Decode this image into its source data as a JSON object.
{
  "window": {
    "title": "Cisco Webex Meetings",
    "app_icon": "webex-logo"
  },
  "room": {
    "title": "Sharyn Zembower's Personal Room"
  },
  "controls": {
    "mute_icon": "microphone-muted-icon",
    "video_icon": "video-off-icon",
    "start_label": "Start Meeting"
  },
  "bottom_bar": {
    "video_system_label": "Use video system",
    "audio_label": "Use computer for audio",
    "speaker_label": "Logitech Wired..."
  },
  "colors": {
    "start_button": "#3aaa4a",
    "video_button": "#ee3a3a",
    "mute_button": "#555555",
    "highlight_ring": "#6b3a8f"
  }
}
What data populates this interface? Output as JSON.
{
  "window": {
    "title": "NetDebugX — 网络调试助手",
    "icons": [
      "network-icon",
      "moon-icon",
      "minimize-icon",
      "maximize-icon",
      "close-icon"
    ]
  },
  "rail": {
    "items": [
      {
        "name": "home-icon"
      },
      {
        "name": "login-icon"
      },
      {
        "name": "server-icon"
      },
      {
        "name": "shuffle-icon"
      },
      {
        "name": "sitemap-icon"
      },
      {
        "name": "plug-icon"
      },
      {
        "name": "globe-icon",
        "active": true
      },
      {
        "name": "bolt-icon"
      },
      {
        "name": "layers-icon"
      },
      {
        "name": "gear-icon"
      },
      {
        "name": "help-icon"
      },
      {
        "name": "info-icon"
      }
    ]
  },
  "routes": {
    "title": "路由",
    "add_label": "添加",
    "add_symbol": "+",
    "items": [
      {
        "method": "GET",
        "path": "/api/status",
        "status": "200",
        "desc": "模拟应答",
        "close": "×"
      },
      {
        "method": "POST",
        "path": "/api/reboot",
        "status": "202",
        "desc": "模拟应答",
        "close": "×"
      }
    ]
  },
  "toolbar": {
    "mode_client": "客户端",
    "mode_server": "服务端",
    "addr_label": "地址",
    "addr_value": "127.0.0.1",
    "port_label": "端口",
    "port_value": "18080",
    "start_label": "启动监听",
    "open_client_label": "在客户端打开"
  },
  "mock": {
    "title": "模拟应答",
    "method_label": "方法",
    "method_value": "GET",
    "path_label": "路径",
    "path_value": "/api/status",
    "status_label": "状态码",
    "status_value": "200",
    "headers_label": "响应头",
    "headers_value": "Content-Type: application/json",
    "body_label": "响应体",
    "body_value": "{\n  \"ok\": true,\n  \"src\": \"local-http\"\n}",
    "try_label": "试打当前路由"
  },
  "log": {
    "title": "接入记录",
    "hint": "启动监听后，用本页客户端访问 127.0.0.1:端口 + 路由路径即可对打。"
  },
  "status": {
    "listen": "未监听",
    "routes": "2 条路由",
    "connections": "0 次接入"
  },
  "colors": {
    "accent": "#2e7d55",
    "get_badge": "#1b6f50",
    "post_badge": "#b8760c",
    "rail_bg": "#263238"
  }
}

::::::::

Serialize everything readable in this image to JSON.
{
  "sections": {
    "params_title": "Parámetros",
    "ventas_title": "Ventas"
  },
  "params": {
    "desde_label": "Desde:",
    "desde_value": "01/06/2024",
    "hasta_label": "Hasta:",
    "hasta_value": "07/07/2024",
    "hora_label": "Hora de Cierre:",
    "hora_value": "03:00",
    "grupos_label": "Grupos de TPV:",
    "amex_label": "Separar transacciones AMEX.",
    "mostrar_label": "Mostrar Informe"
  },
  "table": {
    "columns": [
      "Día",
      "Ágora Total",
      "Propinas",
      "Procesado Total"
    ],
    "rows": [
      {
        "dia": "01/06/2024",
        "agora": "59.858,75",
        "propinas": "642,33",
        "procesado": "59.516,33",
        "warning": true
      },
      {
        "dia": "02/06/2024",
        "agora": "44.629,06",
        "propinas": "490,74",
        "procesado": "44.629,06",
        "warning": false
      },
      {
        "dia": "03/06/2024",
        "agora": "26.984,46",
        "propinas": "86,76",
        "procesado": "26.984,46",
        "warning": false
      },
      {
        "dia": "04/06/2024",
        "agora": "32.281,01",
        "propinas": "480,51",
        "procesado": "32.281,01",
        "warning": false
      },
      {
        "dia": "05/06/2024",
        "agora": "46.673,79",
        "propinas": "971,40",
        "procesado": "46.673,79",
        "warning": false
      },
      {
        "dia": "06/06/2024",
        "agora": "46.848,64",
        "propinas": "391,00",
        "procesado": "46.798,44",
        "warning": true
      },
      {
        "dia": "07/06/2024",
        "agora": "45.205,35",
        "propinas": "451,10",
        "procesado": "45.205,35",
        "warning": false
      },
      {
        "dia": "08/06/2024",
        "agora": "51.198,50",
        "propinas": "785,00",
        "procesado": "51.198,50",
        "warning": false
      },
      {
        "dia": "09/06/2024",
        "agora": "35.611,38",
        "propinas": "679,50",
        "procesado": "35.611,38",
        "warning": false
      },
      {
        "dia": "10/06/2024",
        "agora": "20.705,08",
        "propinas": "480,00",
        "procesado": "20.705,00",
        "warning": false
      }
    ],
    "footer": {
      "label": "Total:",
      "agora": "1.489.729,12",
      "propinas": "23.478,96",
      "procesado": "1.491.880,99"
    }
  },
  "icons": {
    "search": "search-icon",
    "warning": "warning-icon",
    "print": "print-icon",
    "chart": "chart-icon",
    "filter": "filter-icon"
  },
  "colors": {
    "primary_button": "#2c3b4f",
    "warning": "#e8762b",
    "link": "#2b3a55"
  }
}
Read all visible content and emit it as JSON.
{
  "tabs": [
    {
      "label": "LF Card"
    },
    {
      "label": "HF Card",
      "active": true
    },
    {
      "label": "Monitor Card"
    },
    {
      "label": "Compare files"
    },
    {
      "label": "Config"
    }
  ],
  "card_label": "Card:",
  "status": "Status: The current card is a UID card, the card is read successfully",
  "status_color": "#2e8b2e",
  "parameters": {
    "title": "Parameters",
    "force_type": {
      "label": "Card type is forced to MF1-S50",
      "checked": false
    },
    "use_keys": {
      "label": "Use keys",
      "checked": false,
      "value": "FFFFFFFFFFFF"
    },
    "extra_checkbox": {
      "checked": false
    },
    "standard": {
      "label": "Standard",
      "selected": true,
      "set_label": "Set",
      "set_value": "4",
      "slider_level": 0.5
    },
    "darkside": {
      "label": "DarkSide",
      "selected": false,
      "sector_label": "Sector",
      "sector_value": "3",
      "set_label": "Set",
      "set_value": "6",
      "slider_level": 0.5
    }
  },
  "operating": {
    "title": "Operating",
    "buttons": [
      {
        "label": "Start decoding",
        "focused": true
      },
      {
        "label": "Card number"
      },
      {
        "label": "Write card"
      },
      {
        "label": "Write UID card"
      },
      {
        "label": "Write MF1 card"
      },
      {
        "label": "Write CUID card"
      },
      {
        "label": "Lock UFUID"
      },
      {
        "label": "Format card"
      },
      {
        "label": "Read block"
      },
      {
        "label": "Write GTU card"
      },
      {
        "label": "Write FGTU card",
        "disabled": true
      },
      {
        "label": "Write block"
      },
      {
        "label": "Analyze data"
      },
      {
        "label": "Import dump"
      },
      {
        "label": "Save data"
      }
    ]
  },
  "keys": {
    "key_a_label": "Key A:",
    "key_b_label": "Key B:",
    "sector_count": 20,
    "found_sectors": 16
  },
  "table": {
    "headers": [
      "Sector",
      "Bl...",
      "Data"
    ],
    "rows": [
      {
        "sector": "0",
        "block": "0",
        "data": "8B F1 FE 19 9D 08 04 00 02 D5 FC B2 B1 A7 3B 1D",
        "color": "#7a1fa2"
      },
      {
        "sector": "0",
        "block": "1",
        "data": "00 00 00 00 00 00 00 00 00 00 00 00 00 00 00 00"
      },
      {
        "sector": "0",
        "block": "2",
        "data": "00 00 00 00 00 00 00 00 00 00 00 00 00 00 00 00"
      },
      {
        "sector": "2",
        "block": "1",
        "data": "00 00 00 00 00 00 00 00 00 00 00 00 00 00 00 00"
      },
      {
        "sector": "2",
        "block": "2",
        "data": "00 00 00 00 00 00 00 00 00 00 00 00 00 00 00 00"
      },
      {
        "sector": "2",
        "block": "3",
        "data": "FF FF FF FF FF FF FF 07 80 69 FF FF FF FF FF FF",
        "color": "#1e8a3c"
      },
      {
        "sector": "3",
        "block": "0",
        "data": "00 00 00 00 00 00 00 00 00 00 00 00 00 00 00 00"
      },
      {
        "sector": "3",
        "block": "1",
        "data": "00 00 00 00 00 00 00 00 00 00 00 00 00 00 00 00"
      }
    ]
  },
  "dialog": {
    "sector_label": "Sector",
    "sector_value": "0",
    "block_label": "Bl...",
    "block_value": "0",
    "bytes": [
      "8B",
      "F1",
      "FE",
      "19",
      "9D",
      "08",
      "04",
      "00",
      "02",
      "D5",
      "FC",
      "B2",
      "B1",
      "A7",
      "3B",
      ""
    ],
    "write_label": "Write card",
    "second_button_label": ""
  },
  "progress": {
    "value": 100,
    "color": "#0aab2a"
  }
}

::::::::

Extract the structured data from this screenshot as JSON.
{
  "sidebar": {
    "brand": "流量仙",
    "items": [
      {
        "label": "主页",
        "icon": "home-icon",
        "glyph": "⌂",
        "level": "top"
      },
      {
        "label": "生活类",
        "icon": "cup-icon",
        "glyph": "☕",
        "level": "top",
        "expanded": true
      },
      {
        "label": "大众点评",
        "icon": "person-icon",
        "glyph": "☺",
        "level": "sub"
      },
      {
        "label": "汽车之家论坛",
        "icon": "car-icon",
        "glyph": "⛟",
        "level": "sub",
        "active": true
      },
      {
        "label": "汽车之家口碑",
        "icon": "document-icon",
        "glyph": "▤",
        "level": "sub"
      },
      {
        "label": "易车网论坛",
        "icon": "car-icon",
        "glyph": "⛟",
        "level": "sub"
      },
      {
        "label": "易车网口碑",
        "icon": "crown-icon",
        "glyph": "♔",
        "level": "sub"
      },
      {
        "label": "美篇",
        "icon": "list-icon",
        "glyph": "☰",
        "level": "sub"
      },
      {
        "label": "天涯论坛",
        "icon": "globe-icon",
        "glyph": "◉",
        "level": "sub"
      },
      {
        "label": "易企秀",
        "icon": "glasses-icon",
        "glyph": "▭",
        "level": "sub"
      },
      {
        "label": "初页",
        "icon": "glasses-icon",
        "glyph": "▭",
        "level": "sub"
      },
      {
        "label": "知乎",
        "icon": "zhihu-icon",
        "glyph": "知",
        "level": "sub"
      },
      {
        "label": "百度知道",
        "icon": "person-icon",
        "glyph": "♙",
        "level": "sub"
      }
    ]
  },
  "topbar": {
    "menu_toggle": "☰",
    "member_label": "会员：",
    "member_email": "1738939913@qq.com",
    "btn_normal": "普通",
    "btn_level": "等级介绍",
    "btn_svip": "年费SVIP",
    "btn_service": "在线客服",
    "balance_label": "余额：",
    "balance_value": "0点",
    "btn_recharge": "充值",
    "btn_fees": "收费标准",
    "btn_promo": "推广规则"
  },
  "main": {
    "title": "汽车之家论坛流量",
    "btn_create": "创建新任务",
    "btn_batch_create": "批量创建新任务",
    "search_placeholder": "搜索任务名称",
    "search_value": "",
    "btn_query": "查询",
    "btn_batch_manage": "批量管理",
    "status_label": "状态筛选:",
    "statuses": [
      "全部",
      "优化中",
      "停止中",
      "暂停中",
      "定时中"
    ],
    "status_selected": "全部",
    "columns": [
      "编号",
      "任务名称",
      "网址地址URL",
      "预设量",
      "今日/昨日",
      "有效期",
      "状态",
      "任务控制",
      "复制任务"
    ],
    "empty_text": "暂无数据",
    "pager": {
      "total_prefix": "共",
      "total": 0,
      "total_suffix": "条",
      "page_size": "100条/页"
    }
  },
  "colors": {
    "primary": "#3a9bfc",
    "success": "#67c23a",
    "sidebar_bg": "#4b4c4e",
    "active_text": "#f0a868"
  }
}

::::::::

TASK → In the listing, how many lines hold "name"? Answer with a bare number.

COMPLETED TASK → 12